--- begin Listing ---

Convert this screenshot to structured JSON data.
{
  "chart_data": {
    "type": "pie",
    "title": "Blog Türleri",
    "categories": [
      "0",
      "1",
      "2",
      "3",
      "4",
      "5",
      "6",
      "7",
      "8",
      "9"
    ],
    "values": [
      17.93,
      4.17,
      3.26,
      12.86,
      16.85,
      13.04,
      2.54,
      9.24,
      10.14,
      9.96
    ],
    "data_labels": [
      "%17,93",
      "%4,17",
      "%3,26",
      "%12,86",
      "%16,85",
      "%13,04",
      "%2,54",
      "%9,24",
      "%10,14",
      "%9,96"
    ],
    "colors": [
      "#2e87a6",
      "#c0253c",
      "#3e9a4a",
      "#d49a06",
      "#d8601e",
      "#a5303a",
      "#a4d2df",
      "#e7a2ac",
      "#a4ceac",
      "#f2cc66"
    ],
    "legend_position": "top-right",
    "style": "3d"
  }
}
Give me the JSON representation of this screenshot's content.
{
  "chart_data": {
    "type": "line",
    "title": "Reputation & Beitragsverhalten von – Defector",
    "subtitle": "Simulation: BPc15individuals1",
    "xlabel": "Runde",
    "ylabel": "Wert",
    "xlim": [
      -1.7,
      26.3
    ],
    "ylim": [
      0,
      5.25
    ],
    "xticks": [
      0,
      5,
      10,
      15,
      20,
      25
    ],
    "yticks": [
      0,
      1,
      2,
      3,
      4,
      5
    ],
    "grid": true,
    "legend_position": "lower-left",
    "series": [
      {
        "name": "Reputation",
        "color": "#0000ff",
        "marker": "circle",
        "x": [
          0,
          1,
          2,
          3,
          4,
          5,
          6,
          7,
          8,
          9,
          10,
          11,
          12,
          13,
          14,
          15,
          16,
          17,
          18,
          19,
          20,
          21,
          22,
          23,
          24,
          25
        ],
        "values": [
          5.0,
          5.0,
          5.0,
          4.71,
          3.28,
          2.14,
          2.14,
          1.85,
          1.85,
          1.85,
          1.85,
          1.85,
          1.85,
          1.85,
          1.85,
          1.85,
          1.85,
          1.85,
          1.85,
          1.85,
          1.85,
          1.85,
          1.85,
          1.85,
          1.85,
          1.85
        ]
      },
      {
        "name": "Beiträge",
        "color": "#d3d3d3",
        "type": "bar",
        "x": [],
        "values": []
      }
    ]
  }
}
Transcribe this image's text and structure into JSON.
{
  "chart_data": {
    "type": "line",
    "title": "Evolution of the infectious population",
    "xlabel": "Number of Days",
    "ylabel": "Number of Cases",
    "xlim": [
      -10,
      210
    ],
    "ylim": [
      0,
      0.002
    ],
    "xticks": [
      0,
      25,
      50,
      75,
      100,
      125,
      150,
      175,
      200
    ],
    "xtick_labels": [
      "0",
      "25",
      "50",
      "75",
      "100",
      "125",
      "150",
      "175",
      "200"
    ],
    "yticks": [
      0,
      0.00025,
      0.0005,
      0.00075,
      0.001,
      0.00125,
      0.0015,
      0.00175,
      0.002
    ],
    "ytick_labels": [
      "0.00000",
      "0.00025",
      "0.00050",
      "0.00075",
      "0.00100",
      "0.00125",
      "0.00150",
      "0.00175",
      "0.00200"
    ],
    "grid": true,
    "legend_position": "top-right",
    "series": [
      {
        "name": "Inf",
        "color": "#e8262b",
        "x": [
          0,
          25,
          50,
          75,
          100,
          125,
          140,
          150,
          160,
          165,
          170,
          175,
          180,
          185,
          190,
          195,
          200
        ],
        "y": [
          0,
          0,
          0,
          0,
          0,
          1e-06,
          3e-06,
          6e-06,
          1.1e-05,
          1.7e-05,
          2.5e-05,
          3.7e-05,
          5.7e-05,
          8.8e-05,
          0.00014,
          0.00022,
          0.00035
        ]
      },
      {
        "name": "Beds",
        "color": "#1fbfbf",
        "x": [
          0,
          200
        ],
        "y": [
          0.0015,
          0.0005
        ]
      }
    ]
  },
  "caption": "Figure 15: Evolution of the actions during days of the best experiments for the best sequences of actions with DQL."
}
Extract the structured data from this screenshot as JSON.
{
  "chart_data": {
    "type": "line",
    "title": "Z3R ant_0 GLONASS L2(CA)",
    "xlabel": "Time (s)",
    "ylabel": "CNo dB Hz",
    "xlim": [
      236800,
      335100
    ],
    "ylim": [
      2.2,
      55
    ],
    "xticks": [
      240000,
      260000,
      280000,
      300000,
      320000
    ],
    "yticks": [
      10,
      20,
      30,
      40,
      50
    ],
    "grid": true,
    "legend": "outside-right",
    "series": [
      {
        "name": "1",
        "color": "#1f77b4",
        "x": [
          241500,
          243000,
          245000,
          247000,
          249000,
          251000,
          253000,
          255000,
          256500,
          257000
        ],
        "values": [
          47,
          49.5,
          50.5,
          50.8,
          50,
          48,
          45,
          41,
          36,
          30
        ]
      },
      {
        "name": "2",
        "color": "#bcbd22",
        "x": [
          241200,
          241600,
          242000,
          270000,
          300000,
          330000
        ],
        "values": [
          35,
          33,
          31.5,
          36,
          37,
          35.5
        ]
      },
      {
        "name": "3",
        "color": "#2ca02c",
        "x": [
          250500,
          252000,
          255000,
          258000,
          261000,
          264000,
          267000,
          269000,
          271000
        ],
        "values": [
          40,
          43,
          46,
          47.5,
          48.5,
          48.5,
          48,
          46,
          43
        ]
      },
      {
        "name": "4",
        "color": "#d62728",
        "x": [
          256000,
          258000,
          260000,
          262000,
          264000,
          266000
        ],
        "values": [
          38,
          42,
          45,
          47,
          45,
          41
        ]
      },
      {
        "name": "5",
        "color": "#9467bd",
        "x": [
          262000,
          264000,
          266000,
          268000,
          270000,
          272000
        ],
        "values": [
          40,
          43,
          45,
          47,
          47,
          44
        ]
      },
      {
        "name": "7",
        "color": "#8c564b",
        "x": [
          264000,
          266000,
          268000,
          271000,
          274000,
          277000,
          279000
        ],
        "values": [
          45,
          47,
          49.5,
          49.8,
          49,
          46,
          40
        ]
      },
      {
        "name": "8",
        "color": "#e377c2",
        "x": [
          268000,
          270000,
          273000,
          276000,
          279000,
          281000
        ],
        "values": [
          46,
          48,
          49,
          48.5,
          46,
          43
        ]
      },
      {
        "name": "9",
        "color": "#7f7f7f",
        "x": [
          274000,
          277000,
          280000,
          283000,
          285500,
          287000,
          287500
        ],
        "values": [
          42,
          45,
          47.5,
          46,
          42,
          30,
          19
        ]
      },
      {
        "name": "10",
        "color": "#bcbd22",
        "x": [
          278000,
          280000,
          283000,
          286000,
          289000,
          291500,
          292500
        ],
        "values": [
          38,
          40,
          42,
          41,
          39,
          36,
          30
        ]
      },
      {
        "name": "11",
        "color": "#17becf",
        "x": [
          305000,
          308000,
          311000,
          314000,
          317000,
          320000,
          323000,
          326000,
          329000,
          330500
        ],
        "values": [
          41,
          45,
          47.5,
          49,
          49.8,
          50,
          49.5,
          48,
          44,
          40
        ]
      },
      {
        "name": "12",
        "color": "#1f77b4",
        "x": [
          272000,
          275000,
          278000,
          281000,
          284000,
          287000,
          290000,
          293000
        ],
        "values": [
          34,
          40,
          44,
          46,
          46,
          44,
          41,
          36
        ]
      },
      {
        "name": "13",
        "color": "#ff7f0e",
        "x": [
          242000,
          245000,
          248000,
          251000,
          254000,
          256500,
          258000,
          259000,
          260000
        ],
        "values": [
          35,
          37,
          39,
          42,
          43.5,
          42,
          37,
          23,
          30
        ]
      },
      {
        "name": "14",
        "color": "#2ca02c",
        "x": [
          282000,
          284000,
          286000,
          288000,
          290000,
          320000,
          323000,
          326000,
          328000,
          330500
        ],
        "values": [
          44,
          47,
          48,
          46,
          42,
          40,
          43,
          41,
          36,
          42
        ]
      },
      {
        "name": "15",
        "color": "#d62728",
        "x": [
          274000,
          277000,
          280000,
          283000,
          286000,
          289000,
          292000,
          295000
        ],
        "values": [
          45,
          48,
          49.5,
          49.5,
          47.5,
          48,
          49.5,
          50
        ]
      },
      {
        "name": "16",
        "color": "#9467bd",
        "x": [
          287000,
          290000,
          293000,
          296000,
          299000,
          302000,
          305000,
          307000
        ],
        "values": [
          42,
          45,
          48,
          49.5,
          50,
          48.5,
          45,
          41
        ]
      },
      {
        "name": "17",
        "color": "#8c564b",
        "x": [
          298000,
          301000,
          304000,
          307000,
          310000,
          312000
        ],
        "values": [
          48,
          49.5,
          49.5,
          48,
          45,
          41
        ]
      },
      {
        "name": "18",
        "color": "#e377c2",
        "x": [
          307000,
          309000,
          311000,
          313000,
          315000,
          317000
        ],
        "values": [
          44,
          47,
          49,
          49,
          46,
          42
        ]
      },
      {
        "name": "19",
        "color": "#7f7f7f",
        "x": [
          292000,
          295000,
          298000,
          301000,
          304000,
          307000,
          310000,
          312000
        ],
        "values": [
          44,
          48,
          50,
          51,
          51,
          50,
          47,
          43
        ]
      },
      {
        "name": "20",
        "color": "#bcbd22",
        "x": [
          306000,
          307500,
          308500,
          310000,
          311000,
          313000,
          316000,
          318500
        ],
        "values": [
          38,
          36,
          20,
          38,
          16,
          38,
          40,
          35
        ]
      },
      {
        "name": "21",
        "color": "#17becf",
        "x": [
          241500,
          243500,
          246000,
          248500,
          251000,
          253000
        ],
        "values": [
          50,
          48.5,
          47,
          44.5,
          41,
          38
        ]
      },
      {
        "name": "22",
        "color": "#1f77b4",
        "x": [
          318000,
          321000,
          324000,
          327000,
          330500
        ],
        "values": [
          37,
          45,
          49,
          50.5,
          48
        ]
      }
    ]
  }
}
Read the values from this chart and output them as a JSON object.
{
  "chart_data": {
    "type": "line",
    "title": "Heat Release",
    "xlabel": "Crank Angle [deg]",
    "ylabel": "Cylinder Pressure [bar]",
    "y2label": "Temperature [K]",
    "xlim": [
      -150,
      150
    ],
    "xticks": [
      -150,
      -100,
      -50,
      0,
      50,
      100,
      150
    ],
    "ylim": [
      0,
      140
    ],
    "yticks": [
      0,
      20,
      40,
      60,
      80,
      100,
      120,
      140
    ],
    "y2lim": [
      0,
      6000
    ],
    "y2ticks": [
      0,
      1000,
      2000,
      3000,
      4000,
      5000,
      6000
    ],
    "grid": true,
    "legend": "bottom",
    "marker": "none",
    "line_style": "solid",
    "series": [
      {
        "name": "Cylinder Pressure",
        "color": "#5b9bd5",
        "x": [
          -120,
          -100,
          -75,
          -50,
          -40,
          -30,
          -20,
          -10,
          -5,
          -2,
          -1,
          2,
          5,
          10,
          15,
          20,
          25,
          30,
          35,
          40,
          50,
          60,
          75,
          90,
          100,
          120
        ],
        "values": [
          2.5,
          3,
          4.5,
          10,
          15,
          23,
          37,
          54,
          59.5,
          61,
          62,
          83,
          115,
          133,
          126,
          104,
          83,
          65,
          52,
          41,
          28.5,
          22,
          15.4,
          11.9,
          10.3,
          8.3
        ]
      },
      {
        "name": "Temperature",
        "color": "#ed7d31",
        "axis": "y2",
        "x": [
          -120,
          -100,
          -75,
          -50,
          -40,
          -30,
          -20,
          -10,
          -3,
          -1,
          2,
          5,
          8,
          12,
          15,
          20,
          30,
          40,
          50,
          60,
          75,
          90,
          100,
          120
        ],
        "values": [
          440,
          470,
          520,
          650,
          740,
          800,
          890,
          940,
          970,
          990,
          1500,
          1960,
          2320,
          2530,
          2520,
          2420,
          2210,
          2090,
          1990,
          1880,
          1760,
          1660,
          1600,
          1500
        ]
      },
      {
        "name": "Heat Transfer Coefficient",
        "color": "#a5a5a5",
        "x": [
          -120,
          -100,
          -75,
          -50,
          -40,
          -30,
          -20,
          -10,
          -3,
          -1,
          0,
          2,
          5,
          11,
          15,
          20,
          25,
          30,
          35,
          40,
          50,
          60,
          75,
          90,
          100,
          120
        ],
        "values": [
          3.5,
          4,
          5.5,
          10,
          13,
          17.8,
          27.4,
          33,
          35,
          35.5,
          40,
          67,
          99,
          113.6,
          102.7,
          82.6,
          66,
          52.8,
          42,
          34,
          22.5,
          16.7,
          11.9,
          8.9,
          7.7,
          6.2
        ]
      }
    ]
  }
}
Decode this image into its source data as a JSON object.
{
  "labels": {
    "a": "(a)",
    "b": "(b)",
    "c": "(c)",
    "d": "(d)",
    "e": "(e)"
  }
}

--- end Listing ---

▸ Set problem
Look through the data and show every line containing "this".

▸ Output of the task
Convert this screenshot to structured JSON data.
Give me the JSON representation of this screenshot's content.
Transcribe this image's text and structure into JSON.
Extract the structured data from this screenshot as JSON.
Read the values from this chart and output them as a JSON object.
Decode this image into its source data as a JSON object.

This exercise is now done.